§ Goal: Leave the pictures out, and retype all of the material exactly as written.

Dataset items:
** Begin **

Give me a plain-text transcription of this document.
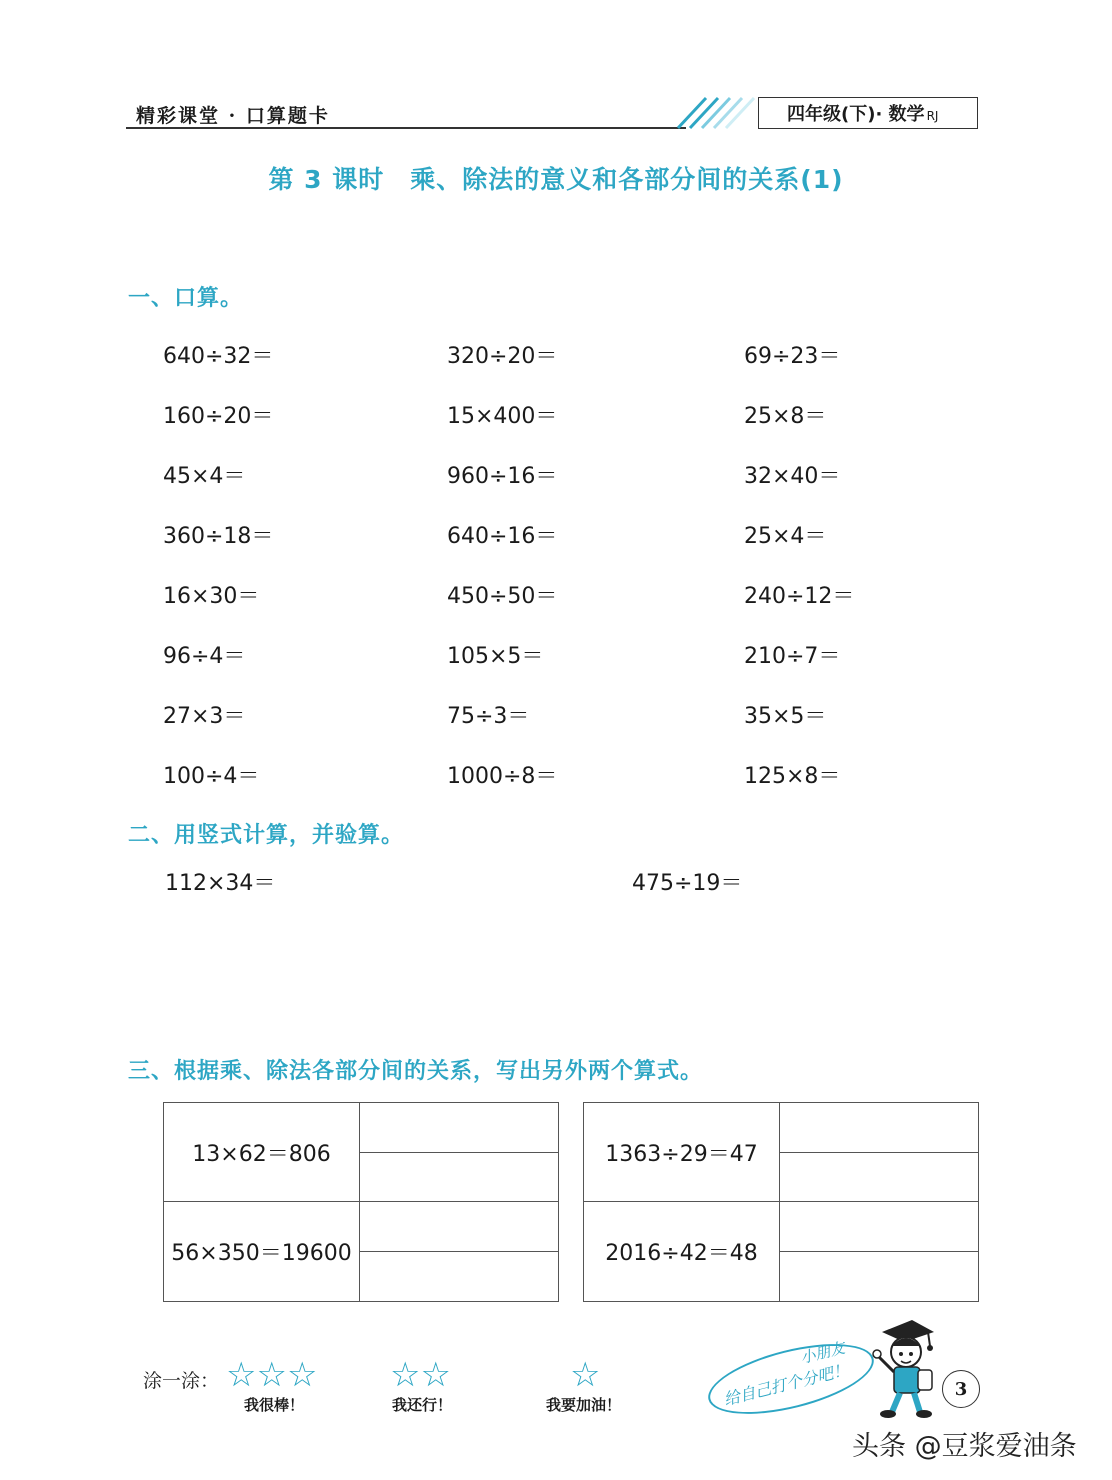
精彩课堂 · 口算题卡	四年级(下)· 数学 RJ
第 3 课时　乘、除法的意义和各部分间的关系(1)
一、口算。
640÷32＝	320÷20＝	69÷23＝
160÷20＝	15×400＝	25×8＝
45×4＝	960÷16＝	32×40＝
360÷18＝	640÷16＝	25×4＝
16×30＝	450÷50＝	240÷12＝
96÷4＝	105×5＝	210÷7＝
27×3＝	75÷3＝	35×5＝
100÷4＝	1000÷8＝	125×8＝
二、用竖式计算，并验算。
112×34＝	475÷19＝
三、根据乘、除法各部分间的关系，写出另外两个算式。
13×62＝806
56×350＝19600
1363÷29＝47
2016÷42＝48
涂一涂： ☆☆☆
我很棒！
☆☆
我还行！
☆
我要加油！
小朋友
给自己打个分吧！	3
头条 @豆浆爱油条
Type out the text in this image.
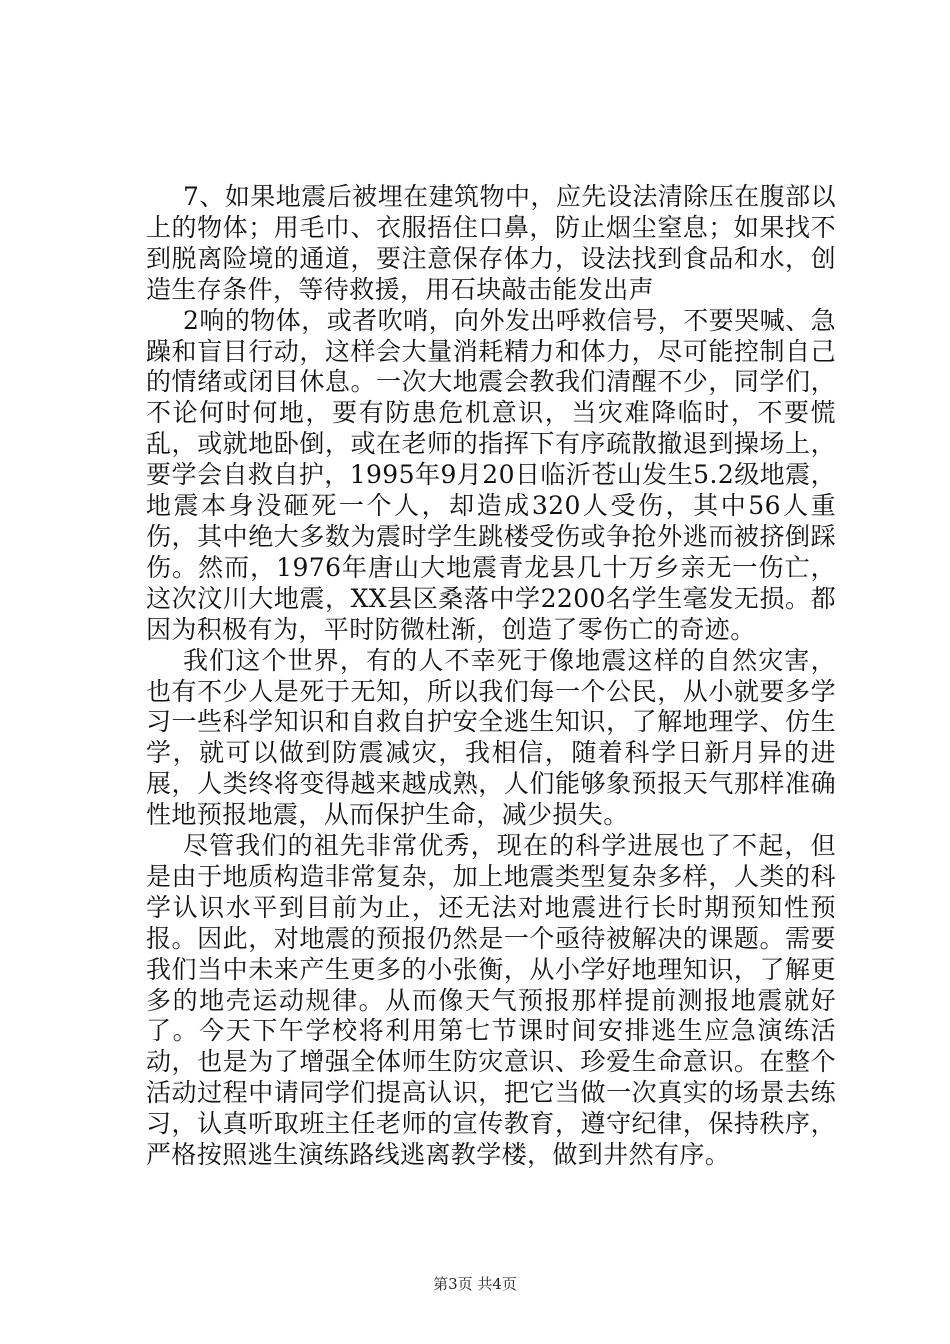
7、如果地震后被埋在建筑物中，应先设法清除压在腹部以上的物体；用毛巾、衣服捂住口鼻，防止烟尘窒息；如果找不到脱离险境的通道，要注意保存体力，设法找到食品和水，创造生存条件，等待救援，用石块敲击能发出声

2响的物体，或者吹哨，向外发出呼救信号，不要哭喊、急躁和盲目行动，这样会大量消耗精力和体力，尽可能控制自己的情绪或闭目休息。一次大地震会教我们清醒不少，同学们，不论何时何地，要有防患危机意识，当灾难降临时，不要慌乱，或就地卧倒，或在老师的指挥下有序疏散撤退到操场上，要学会自救自护，1995年9月20日临沂苍山发生5.2级地震，地震本身没砸死一个人，却造成320人受伤，其中56人重伤，其中绝大多数为震时学生跳楼受伤或争抢外逃而被挤倒踩伤。然而，1976年唐山大地震青龙县几十万乡亲无一伤亡，这次汶川大地震，XX县区桑落中学2200名学生毫发无损。都因为积极有为，平时防微杜渐，创造了零伤亡的奇迹。

我们这个世界，有的人不幸死于像地震这样的自然灾害，也有不少人是死于无知，所以我们每一个公民，从小就要多学习一些科学知识和自救自护安全逃生知识，了解地理学、仿生学，就可以做到防震减灾，我相信，随着科学日新月异的进展，人类终将变得越来越成熟，人们能够象预报天气那样准确性地预报地震，从而保护生命，减少损失。

尽管我们的祖先非常优秀，现在的科学进展也了不起，但是由于地质构造非常复杂，加上地震类型复杂多样，人类的科学认识水平到目前为止，还无法对地震进行长时期预知性预报。因此，对地震的预报仍然是一个亟待被解决的课题。需要我们当中未来产生更多的小张衡，从小学好地理知识，了解更多的地壳运动规律。从而像天气预报那样提前测报地震就好了。今天下午学校将利用第七节课时间安排逃生应急演练活动，也是为了增强全体师生防灾意识、珍爱生命意识。在整个活动过程中请同学们提高认识，把它当做一次真实的场景去练习，认真听取班主任老师的宣传教育，遵守纪律，保持秩序，严格按照逃生演练路线逃离教学楼，做到井然有序。

第3页 共4页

** End **

§ Task result:
Give me a plain-text transcription of this document.
精彩课堂 · 口算题卡	四年级(下)· 数学 RJ
第 3 课时　乘、除法的意义和各部分间的关系(1)
一、口算。
640÷32＝	320÷20＝	69÷23＝
160÷20＝	15×400＝	25×8＝
45×4＝	960÷16＝	32×40＝
360÷18＝	640÷16＝	25×4＝
16×30＝	450÷50＝	240÷12＝
96÷4＝	105×5＝	210÷7＝
27×3＝	75÷3＝	35×5＝
100÷4＝	1000÷8＝	125×8＝
二、用竖式计算，并验算。
112×34＝	475÷19＝
三、根据乘、除法各部分间的关系，写出另外两个算式。
13×62＝806
56×350＝19600
1363÷29＝47
2016÷42＝48
涂一涂： ☆☆☆
我很棒！
☆☆
我还行！
☆
我要加油！
小朋友
给自己打个分吧！	3
头条 @豆浆爱油条
Type out the text in this image.
7、如果地震后被埋在建筑物中，应先设法清除压在腹部以上的物体；用毛巾、衣服捂住口鼻，防止烟尘窒息；如果找不到脱离险境的通道，要注意保存体力，设法找到食品和水，创造生存条件，等待救援，用石块敲击能发出声

2响的物体，或者吹哨，向外发出呼救信号，不要哭喊、急躁和盲目行动，这样会大量消耗精力和体力，尽可能控制自己的情绪或闭目休息。一次大地震会教我们清醒不少，同学们，不论何时何地，要有防患危机意识，当灾难降临时，不要慌乱，或就地卧倒，或在老师的指挥下有序疏散撤退到操场上，要学会自救自护，1995年9月20日临沂苍山发生5.2级地震，地震本身没砸死一个人，却造成320人受伤，其中56人重伤，其中绝大多数为震时学生跳楼受伤或争抢外逃而被挤倒踩伤。然而，1976年唐山大地震青龙县几十万乡亲无一伤亡，这次汶川大地震，XX县区桑落中学2200名学生毫发无损。都因为积极有为，平时防微杜渐，创造了零伤亡的奇迹。

我们这个世界，有的人不幸死于像地震这样的自然灾害，也有不少人是死于无知，所以我们每一个公民，从小就要多学习一些科学知识和自救自护安全逃生知识，了解地理学、仿生学，就可以做到防震减灾，我相信，随着科学日新月异的进展，人类终将变得越来越成熟，人们能够象预报天气那样准确性地预报地震，从而保护生命，减少损失。

尽管我们的祖先非常优秀，现在的科学进展也了不起，但是由于地质构造非常复杂，加上地震类型复杂多样，人类的科学认识水平到目前为止，还无法对地震进行长时期预知性预报。因此，对地震的预报仍然是一个亟待被解决的课题。需要我们当中未来产生更多的小张衡，从小学好地理知识，了解更多的地壳运动规律。从而像天气预报那样提前测报地震就好了。今天下午学校将利用第七节课时间安排逃生应急演练活动，也是为了增强全体师生防灾意识、珍爱生命意识。在整个活动过程中请同学们提高认识，把它当做一次真实的场景去练习，认真听取班主任老师的宣传教育，遵守纪律，保持秩序，严格按照逃生演练路线逃离教学楼，做到井然有序。

第3页 共4页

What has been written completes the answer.